A block of data
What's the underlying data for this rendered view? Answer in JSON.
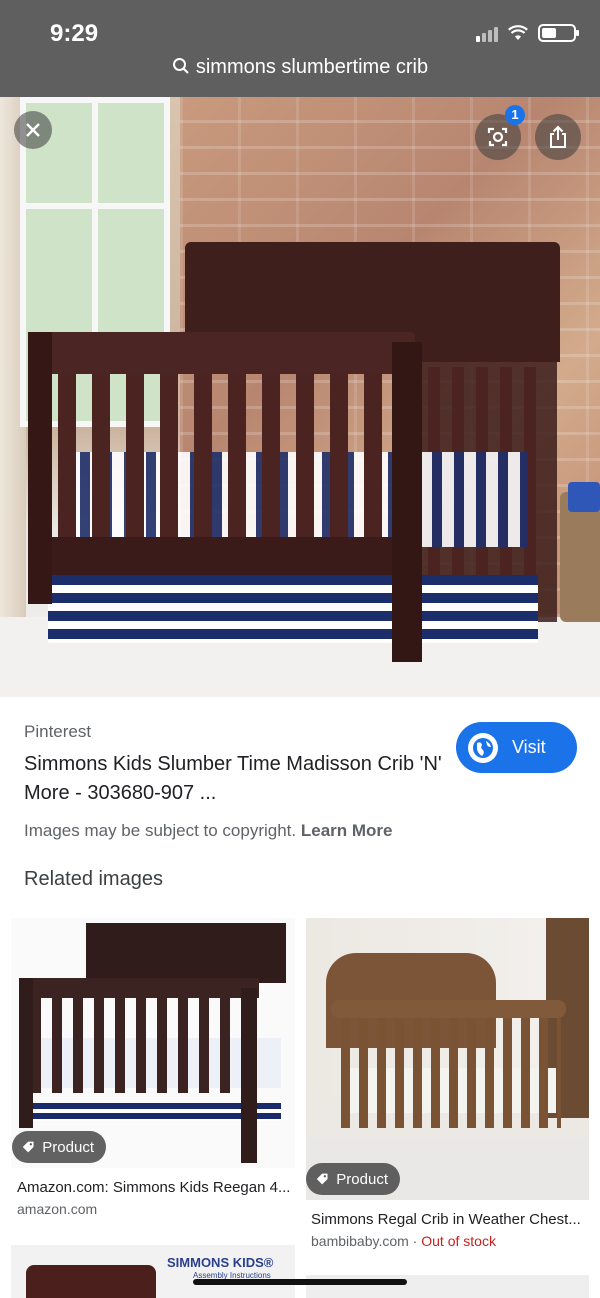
{
  "status_bar": {
    "time": "9:29"
  },
  "search": {
    "query": "simmons slumbertime crib"
  },
  "viewer": {
    "close_icon": "close-icon",
    "lens_badge_count": "1",
    "lens_icon": "google-lens-icon",
    "share_icon": "share-icon"
  },
  "result": {
    "source": "Pinterest",
    "title": "Simmons Kids Slumber Time Madisson Crib 'N' More - 303680-907 ...",
    "visit_label": "Visit",
    "copyright_text": "Images may be subject to copyright.",
    "learn_more_label": "Learn More"
  },
  "related": {
    "heading": "Related images",
    "items": [
      {
        "badge": "Product",
        "title": "Amazon.com: Simmons Kids Reegan 4...",
        "source": "amazon.com"
      },
      {
        "badge": "Product",
        "title": "Simmons Regal Crib in Weather Chest...",
        "source": "bambibaby.com",
        "separator": " · ",
        "stock": "Out of stock"
      },
      {
        "logo_text": "SIMMONS KIDS®",
        "logo_sub": "Assembly Instructions"
      }
    ]
  },
  "colors": {
    "accent": "#1a73e8",
    "out_of_stock": "#c5221f",
    "top_bar": "#5f5f5f"
  }
}
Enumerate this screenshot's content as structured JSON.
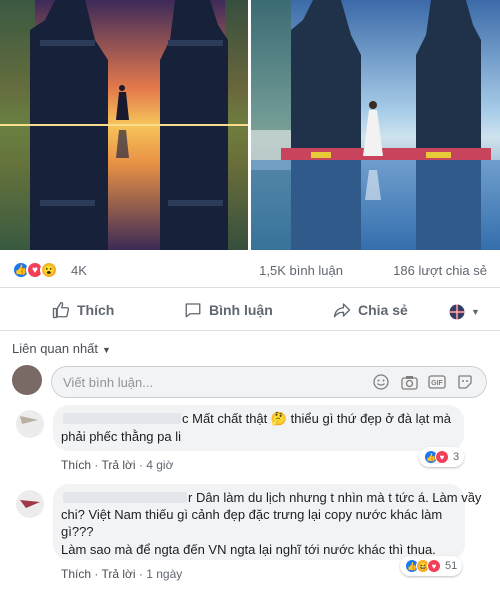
{
  "reactions": {
    "count": "4K",
    "comments": "1,5K bình luận",
    "shares": "186 lượt chia sẻ"
  },
  "actions": {
    "like": "Thích",
    "comment": "Bình luận",
    "share": "Chia sẻ"
  },
  "sort": {
    "label": "Liên quan nhất"
  },
  "composer": {
    "placeholder": "Viết bình luận..."
  },
  "comments": [
    {
      "line1": "c Mất chất thật 🤔 thiểu gì thứ đẹp ở đà lạt mà",
      "line2": "phải phếc thằng pa li",
      "like": "Thích",
      "reply": "Trả lời",
      "time": "4 giờ",
      "reaction_count": "3"
    },
    {
      "line1": "r Dân làm du lịch nhưng t nhìn mà t tức á. Làm vầy",
      "line2": "chi? Việt Nam thiếu gì cảnh đẹp đặc trưng lại copy nước khác làm",
      "line3": "gì???",
      "line4": "Làm sao mà để ngta đến VN ngta lại nghĩ tới nước khác thì thua.",
      "like": "Thích",
      "reply": "Trả lời",
      "time": "1 ngày",
      "reaction_count": "51"
    }
  ],
  "colors": {
    "like_blue": "#1877f2",
    "love_red": "#f33e58",
    "wow_yellow": "#f7b125",
    "meta_gray": "#606770"
  },
  "icons": [
    "like-icon",
    "love-icon",
    "wow-icon",
    "thumbs-up-icon",
    "comment-icon",
    "share-icon",
    "globe-icon",
    "emoji-icon",
    "camera-icon",
    "gif-icon",
    "sticker-icon"
  ]
}
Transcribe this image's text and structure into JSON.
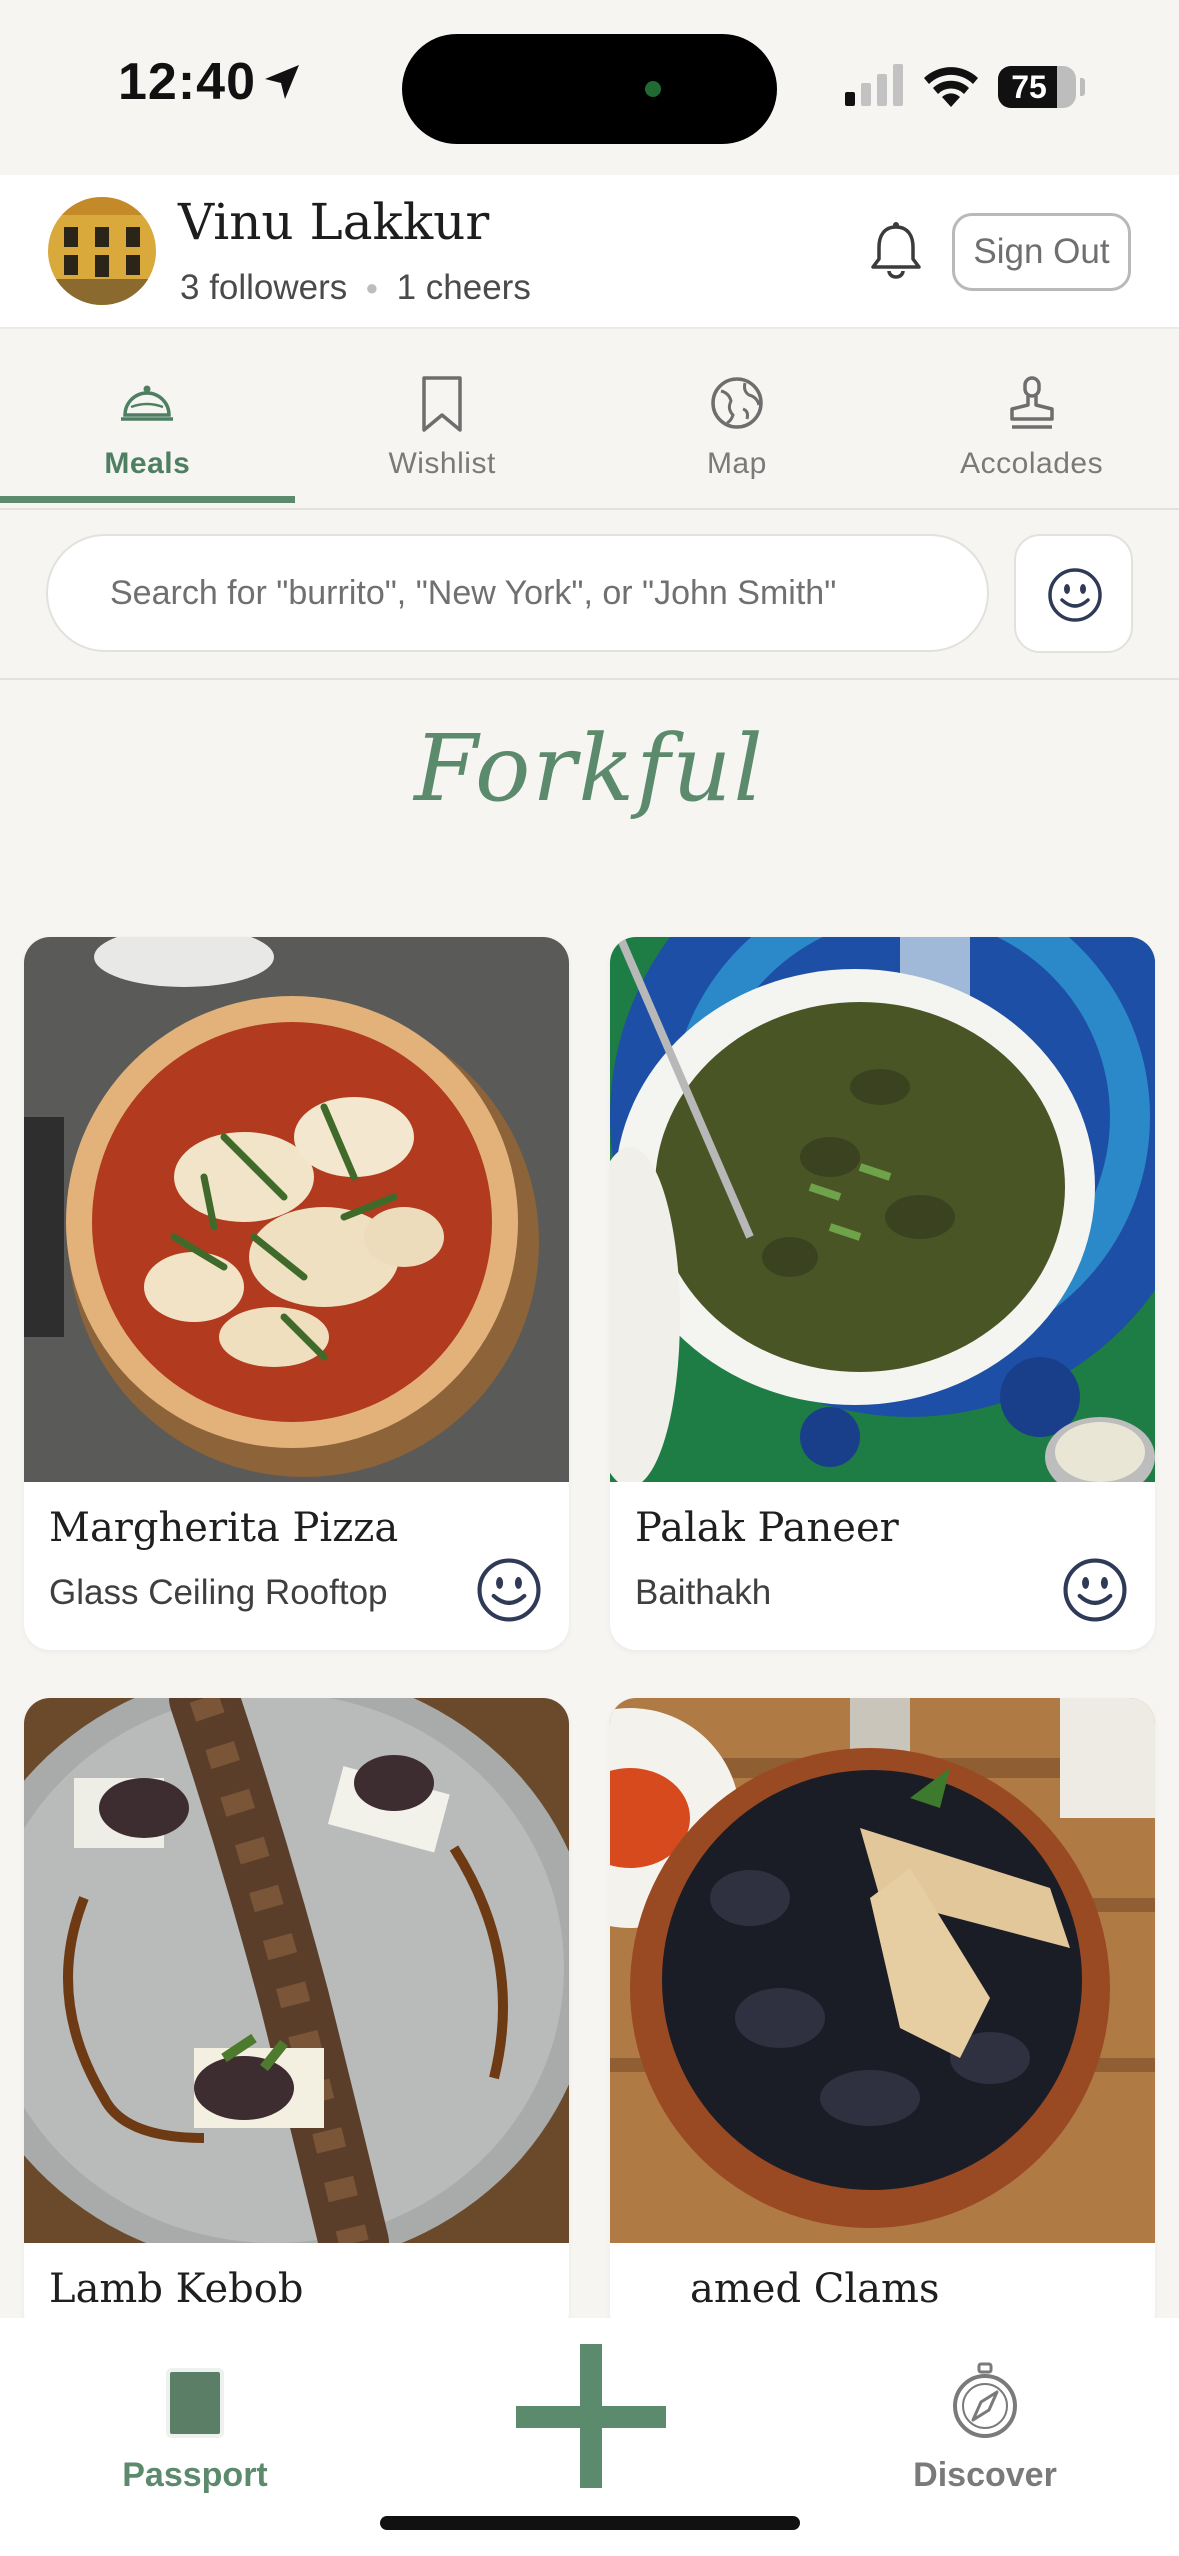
{
  "status_bar": {
    "time": "12:40",
    "battery": "75",
    "battery_level": 0.75
  },
  "profile": {
    "name": "Vinu Lakkur",
    "followers": "3 followers",
    "cheers": "1 cheers",
    "sign_out_label": "Sign Out",
    "icons": {
      "notifications": "bell-icon"
    }
  },
  "tabs": [
    {
      "label": "Meals",
      "icon": "cloche-icon",
      "active": true
    },
    {
      "label": "Wishlist",
      "icon": "bookmark-icon",
      "active": false
    },
    {
      "label": "Map",
      "icon": "globe-icon",
      "active": false
    },
    {
      "label": "Accolades",
      "icon": "stamp-icon",
      "active": false
    }
  ],
  "search": {
    "placeholder": "Search for \"burrito\", \"New York\", or \"John Smith\"",
    "filter_icon": "smiley-icon"
  },
  "logo": "Forkful",
  "meals": [
    {
      "dish": "Margherita Pizza",
      "venue": "Glass Ceiling Rooftop",
      "reaction": "smiley-icon"
    },
    {
      "dish": "Palak Paneer",
      "venue": "Baithakh",
      "reaction": "smiley-icon"
    },
    {
      "dish": "Lamb Kebob",
      "venue": ""
    },
    {
      "dish": "Steamed Clams",
      "visible_text": "amed Clams",
      "venue": ""
    }
  ],
  "bottom_nav": {
    "passport_label": "Passport",
    "add_icon": "plus-icon",
    "discover_label": "Discover",
    "discover_icon": "compass-icon"
  },
  "colors": {
    "accent": "#5b8a6c",
    "background": "#f6f5f2",
    "surface": "#ffffff"
  }
}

| WHAT THE TASK ASKS |
Repeat verbatim all the material, but not the pictures.

| EXPECTED ANSWER |
What's the underlying data for this rendered view? Answer in JSON.
{
  "status_bar": {
    "time": "9:29"
  },
  "search": {
    "query": "simmons slumbertime crib"
  },
  "viewer": {
    "close_icon": "close-icon",
    "lens_badge_count": "1",
    "lens_icon": "google-lens-icon",
    "share_icon": "share-icon"
  },
  "result": {
    "source": "Pinterest",
    "title": "Simmons Kids Slumber Time Madisson Crib 'N' More - 303680-907 ...",
    "visit_label": "Visit",
    "copyright_text": "Images may be subject to copyright.",
    "learn_more_label": "Learn More"
  },
  "related": {
    "heading": "Related images",
    "items": [
      {
        "badge": "Product",
        "title": "Amazon.com: Simmons Kids Reegan 4...",
        "source": "amazon.com"
      },
      {
        "badge": "Product",
        "title": "Simmons Regal Crib in Weather Chest...",
        "source": "bambibaby.com",
        "separator": " · ",
        "stock": "Out of stock"
      },
      {
        "logo_text": "SIMMONS KIDS®",
        "logo_sub": "Assembly Instructions"
      }
    ]
  },
  "colors": {
    "accent": "#1a73e8",
    "out_of_stock": "#c5221f",
    "top_bar": "#5f5f5f"
  }
}
Enumerate this screenshot's content as structured JSON.
{
  "reactions": {
    "count": "4K",
    "comments": "1,5K bình luận",
    "shares": "186 lượt chia sẻ"
  },
  "actions": {
    "like": "Thích",
    "comment": "Bình luận",
    "share": "Chia sẻ"
  },
  "sort": {
    "label": "Liên quan nhất"
  },
  "composer": {
    "placeholder": "Viết bình luận..."
  },
  "comments": [
    {
      "line1": "c Mất chất thật 🤔 thiểu gì thứ đẹp ở đà lạt mà",
      "line2": "phải phếc thằng pa li",
      "like": "Thích",
      "reply": "Trả lời",
      "time": "4 giờ",
      "reaction_count": "3"
    },
    {
      "line1": "r Dân làm du lịch nhưng t nhìn mà t tức á. Làm vầy",
      "line2": "chi? Việt Nam thiếu gì cảnh đẹp đặc trưng lại copy nước khác làm",
      "line3": "gì???",
      "line4": "Làm sao mà để ngta đến VN ngta lại nghĩ tới nước khác thì thua.",
      "like": "Thích",
      "reply": "Trả lời",
      "time": "1 ngày",
      "reaction_count": "51"
    }
  ],
  "colors": {
    "like_blue": "#1877f2",
    "love_red": "#f33e58",
    "wow_yellow": "#f7b125",
    "meta_gray": "#606770"
  },
  "icons": [
    "like-icon",
    "love-icon",
    "wow-icon",
    "thumbs-up-icon",
    "comment-icon",
    "share-icon",
    "globe-icon",
    "emoji-icon",
    "camera-icon",
    "gif-icon",
    "sticker-icon"
  ]
}
Transcribe this image's text and structure into JSON.
{
  "status_bar": {
    "time": "12:40",
    "battery": "75",
    "battery_level": 0.75
  },
  "profile": {
    "name": "Vinu Lakkur",
    "followers": "3 followers",
    "cheers": "1 cheers",
    "sign_out_label": "Sign Out",
    "icons": {
      "notifications": "bell-icon"
    }
  },
  "tabs": [
    {
      "label": "Meals",
      "icon": "cloche-icon",
      "active": true
    },
    {
      "label": "Wishlist",
      "icon": "bookmark-icon",
      "active": false
    },
    {
      "label": "Map",
      "icon": "globe-icon",
      "active": false
    },
    {
      "label": "Accolades",
      "icon": "stamp-icon",
      "active": false
    }
  ],
  "search": {
    "placeholder": "Search for \"burrito\", \"New York\", or \"John Smith\"",
    "filter_icon": "smiley-icon"
  },
  "logo": "Forkful",
  "meals": [
    {
      "dish": "Margherita Pizza",
      "venue": "Glass Ceiling Rooftop",
      "reaction": "smiley-icon"
    },
    {
      "dish": "Palak Paneer",
      "venue": "Baithakh",
      "reaction": "smiley-icon"
    },
    {
      "dish": "Lamb Kebob",
      "venue": ""
    },
    {
      "dish": "Steamed Clams",
      "visible_text": "amed Clams",
      "venue": ""
    }
  ],
  "bottom_nav": {
    "passport_label": "Passport",
    "add_icon": "plus-icon",
    "discover_label": "Discover",
    "discover_icon": "compass-icon"
  },
  "colors": {
    "accent": "#5b8a6c",
    "background": "#f6f5f2",
    "surface": "#ffffff"
  }
}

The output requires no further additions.